→ EXERCISE GOAL
Scan the entries that follow for the word "genomicpress", then report every line in which it appears.
***
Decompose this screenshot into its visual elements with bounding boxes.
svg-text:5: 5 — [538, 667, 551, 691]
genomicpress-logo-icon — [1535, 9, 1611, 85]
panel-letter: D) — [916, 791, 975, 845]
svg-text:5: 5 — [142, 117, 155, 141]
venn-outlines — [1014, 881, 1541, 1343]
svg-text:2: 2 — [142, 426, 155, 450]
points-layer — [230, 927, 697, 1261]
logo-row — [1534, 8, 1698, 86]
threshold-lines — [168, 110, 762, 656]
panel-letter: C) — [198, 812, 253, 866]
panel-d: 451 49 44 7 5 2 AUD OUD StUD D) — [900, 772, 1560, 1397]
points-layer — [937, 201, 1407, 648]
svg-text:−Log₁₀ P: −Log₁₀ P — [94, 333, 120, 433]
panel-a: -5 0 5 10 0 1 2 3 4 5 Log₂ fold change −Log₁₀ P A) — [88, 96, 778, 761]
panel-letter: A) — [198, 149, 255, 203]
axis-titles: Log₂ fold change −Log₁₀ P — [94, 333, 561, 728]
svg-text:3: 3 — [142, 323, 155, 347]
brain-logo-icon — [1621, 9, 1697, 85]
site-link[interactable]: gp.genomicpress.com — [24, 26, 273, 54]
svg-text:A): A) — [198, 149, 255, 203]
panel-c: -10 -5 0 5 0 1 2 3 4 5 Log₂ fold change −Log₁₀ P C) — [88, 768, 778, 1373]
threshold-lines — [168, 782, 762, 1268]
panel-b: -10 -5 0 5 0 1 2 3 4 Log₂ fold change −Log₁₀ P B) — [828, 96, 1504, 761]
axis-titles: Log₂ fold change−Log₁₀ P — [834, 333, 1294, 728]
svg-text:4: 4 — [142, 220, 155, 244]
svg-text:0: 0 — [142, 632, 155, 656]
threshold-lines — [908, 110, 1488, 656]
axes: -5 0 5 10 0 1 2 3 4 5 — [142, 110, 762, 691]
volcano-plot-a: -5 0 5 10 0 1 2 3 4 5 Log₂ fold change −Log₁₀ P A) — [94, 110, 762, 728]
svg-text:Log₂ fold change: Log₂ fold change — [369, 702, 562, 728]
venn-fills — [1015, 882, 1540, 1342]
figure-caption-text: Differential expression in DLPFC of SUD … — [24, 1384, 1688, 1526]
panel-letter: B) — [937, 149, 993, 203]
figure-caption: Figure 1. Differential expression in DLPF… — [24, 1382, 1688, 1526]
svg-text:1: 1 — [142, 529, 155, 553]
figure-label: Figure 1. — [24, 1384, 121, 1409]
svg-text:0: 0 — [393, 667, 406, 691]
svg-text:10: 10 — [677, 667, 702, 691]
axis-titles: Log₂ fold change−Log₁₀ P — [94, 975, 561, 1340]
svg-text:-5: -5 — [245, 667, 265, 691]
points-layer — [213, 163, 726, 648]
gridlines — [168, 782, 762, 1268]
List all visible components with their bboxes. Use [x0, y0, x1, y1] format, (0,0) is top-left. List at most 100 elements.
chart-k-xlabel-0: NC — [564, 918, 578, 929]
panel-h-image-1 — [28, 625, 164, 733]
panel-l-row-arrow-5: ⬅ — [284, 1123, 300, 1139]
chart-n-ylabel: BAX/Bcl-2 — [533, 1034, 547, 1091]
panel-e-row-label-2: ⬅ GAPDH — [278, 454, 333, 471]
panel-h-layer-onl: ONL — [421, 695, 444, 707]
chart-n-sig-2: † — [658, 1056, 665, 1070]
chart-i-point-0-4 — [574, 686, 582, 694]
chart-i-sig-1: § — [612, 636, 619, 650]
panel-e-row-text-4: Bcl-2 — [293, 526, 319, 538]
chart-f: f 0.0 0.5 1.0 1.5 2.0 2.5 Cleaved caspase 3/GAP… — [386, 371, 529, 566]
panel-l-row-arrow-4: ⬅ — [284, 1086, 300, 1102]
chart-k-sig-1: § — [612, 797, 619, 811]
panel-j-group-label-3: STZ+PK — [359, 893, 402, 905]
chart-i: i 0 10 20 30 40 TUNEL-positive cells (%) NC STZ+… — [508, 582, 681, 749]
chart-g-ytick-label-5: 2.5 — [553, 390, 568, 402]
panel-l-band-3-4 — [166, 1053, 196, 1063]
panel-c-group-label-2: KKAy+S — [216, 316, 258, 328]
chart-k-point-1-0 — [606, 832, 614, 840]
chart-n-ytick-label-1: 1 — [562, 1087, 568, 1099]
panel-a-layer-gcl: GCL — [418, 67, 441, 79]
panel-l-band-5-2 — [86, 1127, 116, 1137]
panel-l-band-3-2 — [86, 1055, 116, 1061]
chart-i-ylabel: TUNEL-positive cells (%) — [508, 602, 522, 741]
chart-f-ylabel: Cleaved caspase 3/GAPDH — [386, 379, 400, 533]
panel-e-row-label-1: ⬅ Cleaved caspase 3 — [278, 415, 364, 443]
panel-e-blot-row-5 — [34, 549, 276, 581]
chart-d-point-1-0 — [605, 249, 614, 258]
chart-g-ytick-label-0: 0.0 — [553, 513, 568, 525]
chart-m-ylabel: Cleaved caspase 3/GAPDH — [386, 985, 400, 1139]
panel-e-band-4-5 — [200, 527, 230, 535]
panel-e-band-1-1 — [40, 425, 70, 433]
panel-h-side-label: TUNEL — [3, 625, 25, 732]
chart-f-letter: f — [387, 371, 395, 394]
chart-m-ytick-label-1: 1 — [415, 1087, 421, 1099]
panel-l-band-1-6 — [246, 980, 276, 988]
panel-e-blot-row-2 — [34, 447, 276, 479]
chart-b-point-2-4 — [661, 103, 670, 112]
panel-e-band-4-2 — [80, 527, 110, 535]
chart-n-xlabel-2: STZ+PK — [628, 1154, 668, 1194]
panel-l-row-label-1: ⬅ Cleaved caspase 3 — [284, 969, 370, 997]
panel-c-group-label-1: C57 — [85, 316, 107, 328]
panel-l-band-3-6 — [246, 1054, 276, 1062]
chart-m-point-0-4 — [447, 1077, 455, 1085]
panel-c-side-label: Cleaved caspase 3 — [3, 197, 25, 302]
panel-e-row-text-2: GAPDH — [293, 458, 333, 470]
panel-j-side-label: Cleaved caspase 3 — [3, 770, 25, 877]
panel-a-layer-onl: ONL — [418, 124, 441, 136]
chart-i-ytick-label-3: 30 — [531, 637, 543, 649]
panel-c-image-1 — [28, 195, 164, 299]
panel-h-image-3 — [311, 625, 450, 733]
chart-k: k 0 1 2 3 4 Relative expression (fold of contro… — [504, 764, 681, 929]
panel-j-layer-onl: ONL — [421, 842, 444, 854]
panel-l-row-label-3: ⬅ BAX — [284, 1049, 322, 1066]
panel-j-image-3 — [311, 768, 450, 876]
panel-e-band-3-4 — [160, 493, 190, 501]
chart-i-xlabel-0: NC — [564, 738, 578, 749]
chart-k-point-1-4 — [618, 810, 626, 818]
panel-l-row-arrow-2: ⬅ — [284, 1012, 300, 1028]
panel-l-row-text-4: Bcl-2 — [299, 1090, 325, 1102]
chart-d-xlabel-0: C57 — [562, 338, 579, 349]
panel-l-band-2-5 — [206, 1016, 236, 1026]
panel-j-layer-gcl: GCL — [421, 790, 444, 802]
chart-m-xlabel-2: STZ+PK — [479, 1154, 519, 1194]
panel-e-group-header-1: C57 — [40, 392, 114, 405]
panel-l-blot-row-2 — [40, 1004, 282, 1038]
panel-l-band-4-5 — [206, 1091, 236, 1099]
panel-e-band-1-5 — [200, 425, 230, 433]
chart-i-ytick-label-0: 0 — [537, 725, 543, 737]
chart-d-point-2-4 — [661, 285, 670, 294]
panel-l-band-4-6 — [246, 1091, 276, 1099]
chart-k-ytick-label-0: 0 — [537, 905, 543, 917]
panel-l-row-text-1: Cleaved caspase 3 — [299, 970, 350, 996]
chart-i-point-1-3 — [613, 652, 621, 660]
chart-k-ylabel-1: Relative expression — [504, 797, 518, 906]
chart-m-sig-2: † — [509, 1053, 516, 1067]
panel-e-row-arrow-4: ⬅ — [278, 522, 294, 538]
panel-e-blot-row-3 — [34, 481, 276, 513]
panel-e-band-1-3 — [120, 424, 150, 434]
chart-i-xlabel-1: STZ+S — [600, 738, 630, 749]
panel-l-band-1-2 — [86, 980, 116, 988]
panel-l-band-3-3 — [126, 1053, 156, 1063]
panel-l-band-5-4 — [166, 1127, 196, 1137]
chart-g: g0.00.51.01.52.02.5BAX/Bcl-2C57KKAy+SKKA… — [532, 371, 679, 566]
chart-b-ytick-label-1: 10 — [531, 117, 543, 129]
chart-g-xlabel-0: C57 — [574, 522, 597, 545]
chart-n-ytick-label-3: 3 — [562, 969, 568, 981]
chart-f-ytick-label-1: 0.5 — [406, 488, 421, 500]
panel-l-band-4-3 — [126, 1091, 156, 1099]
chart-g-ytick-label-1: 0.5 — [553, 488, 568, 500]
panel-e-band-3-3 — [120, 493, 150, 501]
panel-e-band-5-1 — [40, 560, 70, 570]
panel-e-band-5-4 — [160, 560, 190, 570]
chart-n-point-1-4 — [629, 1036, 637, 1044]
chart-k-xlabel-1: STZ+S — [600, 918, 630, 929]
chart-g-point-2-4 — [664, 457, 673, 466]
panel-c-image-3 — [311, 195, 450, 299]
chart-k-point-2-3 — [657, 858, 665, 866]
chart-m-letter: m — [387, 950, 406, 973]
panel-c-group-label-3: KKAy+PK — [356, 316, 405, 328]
***
→ SOLUTION
genomicpress-logo-icon — [1535, 9, 1611, 85]
site-link[interactable]: gp.genomicpress.com — [24, 26, 273, 54]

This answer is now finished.